• INSTRUCTIONS TO FOLLOW: Each record below is to be copied word for word, with pictures removed.

• WORKING DATA:
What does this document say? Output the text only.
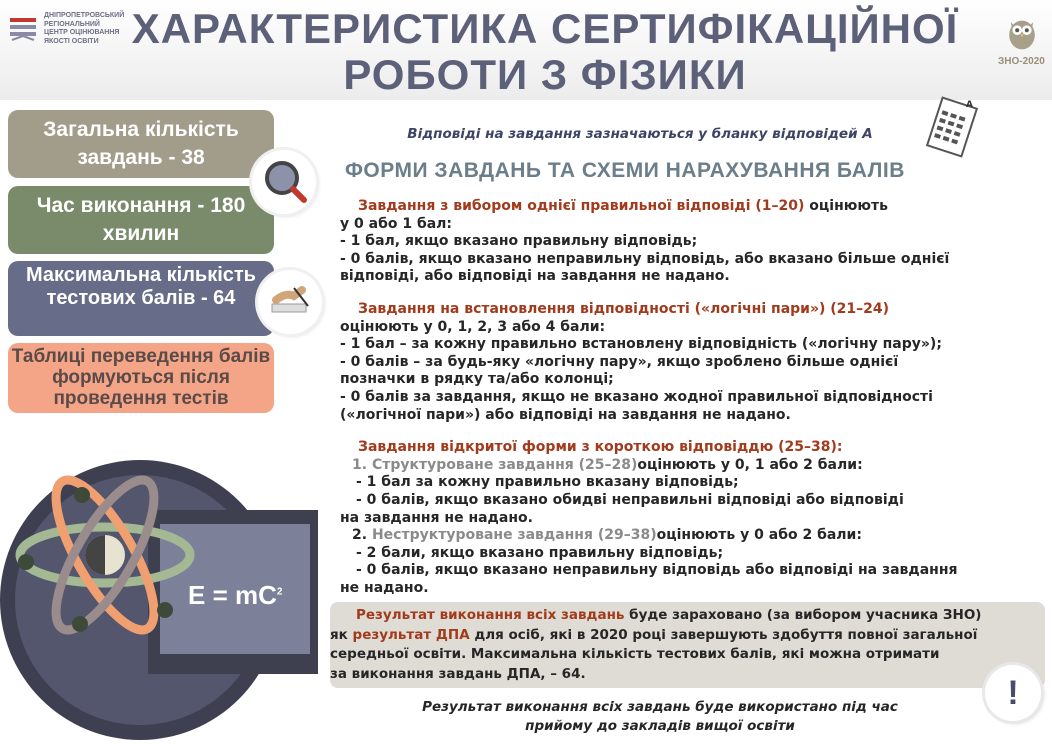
ДНІПРОПЕТРОВСЬКИЙ
РЕГІОНАЛЬНИЙ
ЦЕНТР ОЦІНЮВАННЯ
ЯКОСТІ ОСВІТИ ХАРАКТЕРИСТИКА СЕРТИФІКАЦІЙНОЇ
РОБОТИ З ФІЗИКИ	ЗНО-2020
Загальна кількість завдань - 38
Час виконання - 180 хвилин
Максимальна кількість тестових балів - 64
Таблиці переведення балів формуються після проведення тестів
Відповіді на завдання зазначаються у бланку відповідей А
А
ФОРМИ ЗАВДАНЬ ТА СХЕМИ НАРАХУВАННЯ БАЛІВ
Завдання з вибором однієї правильної відповіді (1–20) оцінюють
у 0 або 1 бал:
- 1 бал, якщо вказано правильну відповідь;
- 0 балів, якщо вказано неправильну відповідь, або вказано більше однієї
відповіді, або відповіді на завдання не надано.
Завдання на встановлення відповідності («логічні пари») (21–24)
оцінюють у 0, 1, 2, 3 або 4 бали:
- 1 бал – за кожну правильно встановлену відповідність («логічну пару»);
- 0 балів – за будь-яку «логічну пару», якщо зроблено більше однієї
позначки в рядку та/або колонці;
- 0 балів за завдання, якщо не вказано жодної правильної відповідності
(«логічної пари») або відповіді на завдання не надано.
Завдання відкритої форми з короткою відповіддю (25–38):
1. Структуроване завдання (25–28)оцінюють у 0, 1 або 2 бали:
- 1 бал за кожну правильно вказану відповідь;
- 0 балів, якщо вказано обидві неправильні відповіді або відповіді
на завдання не надано.
2. Неструктуроване завдання (29–38)оцінюють у 0 або 2 бали:
- 2 бали, якщо вказано правильну відповідь;
- 0 балів, якщо вказано неправильну відповідь або відповіді на завдання
не надано.
Результат виконання всіх завдань буде зараховано (за вибором учасника ЗНО)
як результат ДПА для осіб, які в 2020 році завершують здобуття повної загальної
середньої освіти. Максимальна кількість тестових балів, які можна отримати
за виконання завдань ДПА, – 64.
Результат виконання всіх завдань буде використано під час
прийому до закладів вищої освіти
!
$E = mC^2$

• WRITTEN SOLUTION:
What does this document say? Output the text only.
ДНІПРОПЕТРОВСЬКИЙ
РЕГІОНАЛЬНИЙ
ЦЕНТР ОЦІНЮВАННЯ
ЯКОСТІ ОСВІТИ ХАРАКТЕРИСТИКА СЕРТИФІКАЦІЙНОЇ
РОБОТИ З ФІЗИКИ	ЗНО-2020
Загальна кількість завдань - 38
Час виконання - 180 хвилин
Максимальна кількість тестових балів - 64
Таблиці переведення балів формуються після проведення тестів
Відповіді на завдання зазначаються у бланку відповідей А
А
ФОРМИ ЗАВДАНЬ ТА СХЕМИ НАРАХУВАННЯ БАЛІВ
Завдання з вибором однієї правильної відповіді (1–20) оцінюють
у 0 або 1 бал:
- 1 бал, якщо вказано правильну відповідь;
- 0 балів, якщо вказано неправильну відповідь, або вказано більше однієї
відповіді, або відповіді на завдання не надано.
Завдання на встановлення відповідності («логічні пари») (21–24)
оцінюють у 0, 1, 2, 3 або 4 бали:
- 1 бал – за кожну правильно встановлену відповідність («логічну пару»);
- 0 балів – за будь-яку «логічну пару», якщо зроблено більше однієї
позначки в рядку та/або колонці;
- 0 балів за завдання, якщо не вказано жодної правильної відповідності
(«логічної пари») або відповіді на завдання не надано.
Завдання відкритої форми з короткою відповіддю (25–38):
1. Структуроване завдання (25–28)оцінюють у 0, 1 або 2 бали:
- 1 бал за кожну правильно вказану відповідь;
- 0 балів, якщо вказано обидві неправильні відповіді або відповіді
на завдання не надано.
2. Неструктуроване завдання (29–38)оцінюють у 0 або 2 бали:
- 2 бали, якщо вказано правильну відповідь;
- 0 балів, якщо вказано неправильну відповідь або відповіді на завдання
не надано.
Результат виконання всіх завдань буде зараховано (за вибором учасника ЗНО)
як результат ДПА для осіб, які в 2020 році завершують здобуття повної загальної
середньої освіти. Максимальна кількість тестових балів, які можна отримати
за виконання завдань ДПА, – 64.
Результат виконання всіх завдань буде використано під час
прийому до закладів вищої освіти
!
$E = mC^2$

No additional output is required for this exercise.